#### What to produce
Pull out every line below containing the word "amplitude".

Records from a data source
--- --- ---
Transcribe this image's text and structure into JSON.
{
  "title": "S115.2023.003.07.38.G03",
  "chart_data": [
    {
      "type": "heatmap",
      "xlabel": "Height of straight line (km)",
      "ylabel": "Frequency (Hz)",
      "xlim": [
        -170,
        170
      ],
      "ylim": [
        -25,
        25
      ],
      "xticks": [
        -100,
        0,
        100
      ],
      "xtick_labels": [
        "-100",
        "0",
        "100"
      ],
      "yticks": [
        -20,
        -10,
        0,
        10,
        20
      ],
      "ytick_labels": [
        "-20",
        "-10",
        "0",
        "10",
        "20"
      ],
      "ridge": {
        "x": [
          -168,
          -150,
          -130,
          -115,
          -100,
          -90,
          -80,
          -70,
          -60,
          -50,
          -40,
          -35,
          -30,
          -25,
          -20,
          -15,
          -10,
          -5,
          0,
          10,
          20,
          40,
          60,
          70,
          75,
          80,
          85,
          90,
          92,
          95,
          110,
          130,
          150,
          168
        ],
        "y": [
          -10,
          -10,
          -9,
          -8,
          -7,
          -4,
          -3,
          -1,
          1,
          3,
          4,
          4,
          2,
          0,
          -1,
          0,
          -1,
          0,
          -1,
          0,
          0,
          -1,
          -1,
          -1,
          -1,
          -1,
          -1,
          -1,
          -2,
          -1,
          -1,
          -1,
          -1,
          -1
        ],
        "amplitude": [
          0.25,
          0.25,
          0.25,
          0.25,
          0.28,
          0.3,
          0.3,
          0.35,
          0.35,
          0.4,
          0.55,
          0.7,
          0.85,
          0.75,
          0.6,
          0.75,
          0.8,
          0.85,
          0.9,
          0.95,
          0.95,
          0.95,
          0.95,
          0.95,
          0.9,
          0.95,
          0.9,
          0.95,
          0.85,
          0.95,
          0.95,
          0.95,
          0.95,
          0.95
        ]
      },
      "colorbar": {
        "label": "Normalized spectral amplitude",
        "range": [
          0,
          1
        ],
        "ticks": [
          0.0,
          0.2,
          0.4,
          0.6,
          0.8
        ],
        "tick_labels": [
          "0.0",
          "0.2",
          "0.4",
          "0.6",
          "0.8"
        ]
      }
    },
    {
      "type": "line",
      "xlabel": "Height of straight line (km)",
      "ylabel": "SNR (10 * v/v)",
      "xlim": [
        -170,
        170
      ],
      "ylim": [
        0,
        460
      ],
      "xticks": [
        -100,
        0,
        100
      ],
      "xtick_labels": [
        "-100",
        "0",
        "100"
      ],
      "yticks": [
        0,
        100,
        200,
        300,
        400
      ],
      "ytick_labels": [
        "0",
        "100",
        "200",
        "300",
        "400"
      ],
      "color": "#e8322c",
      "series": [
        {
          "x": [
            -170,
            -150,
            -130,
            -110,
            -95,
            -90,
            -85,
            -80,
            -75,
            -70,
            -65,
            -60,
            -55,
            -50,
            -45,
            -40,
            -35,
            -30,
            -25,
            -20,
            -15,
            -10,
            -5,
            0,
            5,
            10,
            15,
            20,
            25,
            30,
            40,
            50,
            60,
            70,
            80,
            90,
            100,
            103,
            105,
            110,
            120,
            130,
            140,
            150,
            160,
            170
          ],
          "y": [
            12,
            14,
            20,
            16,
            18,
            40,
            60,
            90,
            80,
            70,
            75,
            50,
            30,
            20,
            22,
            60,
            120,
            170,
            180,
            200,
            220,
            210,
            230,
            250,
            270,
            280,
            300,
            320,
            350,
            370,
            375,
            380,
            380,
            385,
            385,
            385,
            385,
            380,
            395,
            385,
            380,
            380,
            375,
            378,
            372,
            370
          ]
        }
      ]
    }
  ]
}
--- --- ---
#### Output for this exercise
        "amplitude": [
        "label": "Normalized spectral amplitude",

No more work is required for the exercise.